[Stored data]
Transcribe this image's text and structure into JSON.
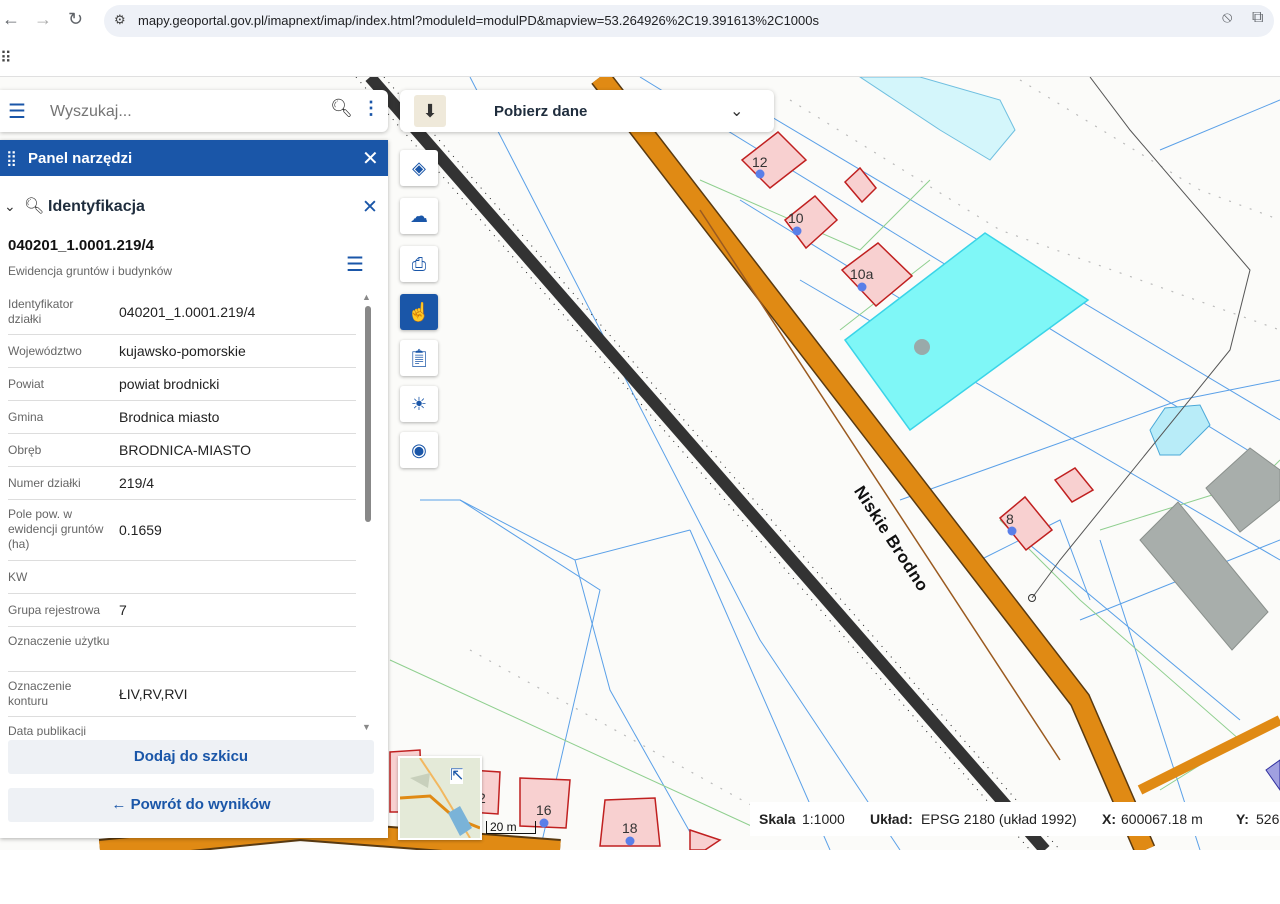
{
  "browser": {
    "url": "mapy.geoportal.gov.pl/imapnext/imap/index.html?moduleId=modulPD&mapview=53.264926%2C19.391613%2C1000s"
  },
  "search": {
    "placeholder": "Wyszukaj..."
  },
  "download": {
    "label": "Pobierz dane"
  },
  "panel": {
    "title": "Panel narzędzi",
    "section_title": "Identyfikacja",
    "parcel_id": "040201_1.0001.219/4",
    "source": "Ewidencja gruntów i budynków",
    "rows": [
      {
        "label": "Identyfikator działki",
        "value": "040201_1.0001.219/4"
      },
      {
        "label": "Województwo",
        "value": "kujawsko-pomorskie"
      },
      {
        "label": "Powiat",
        "value": "powiat brodnicki"
      },
      {
        "label": "Gmina",
        "value": "Brodnica miasto"
      },
      {
        "label": "Obręb",
        "value": "BRODNICA-MIASTO"
      },
      {
        "label": "Numer działki",
        "value": "219/4"
      },
      {
        "label": "Pole pow. w ewidencji gruntów (ha)",
        "value": "0.1659"
      },
      {
        "label": "KW",
        "value": ""
      },
      {
        "label": "Grupa rejestrowa",
        "value": "7"
      },
      {
        "label": "Oznaczenie użytku",
        "value": ""
      },
      {
        "label": "Oznaczenie konturu",
        "value": "ŁIV,RV,RVI"
      },
      {
        "label": "Data publikacji",
        "value": ""
      }
    ],
    "add_button": "Dodaj do szkicu",
    "back_button": "Powrót do wyników"
  },
  "map": {
    "street_name": "Niskie Brodno",
    "scale_bar": "20 m",
    "house_numbers": [
      "12",
      "10",
      "10a",
      "8",
      "16",
      "18",
      "2"
    ]
  },
  "status": {
    "scale_label": "Skala",
    "scale_value": "1:1000",
    "crs_label": "Układ:",
    "crs_value": "EPSG 2180 (układ 1992)",
    "x_label": "X:",
    "x_value": "600067.18 m",
    "y_label": "Y:",
    "y_value": "526"
  },
  "colors": {
    "accent": "#1a56a8",
    "road": "#e08a14",
    "selected_parcel": "#7ff7f7"
  }
}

**What is expected**
Copy out every line where the word "gruntów" occurs.

**Result**
    "source": "Ewidencja gruntów i budynków",
        "label": "Pole pow. w ewidencji gruntów (ha)",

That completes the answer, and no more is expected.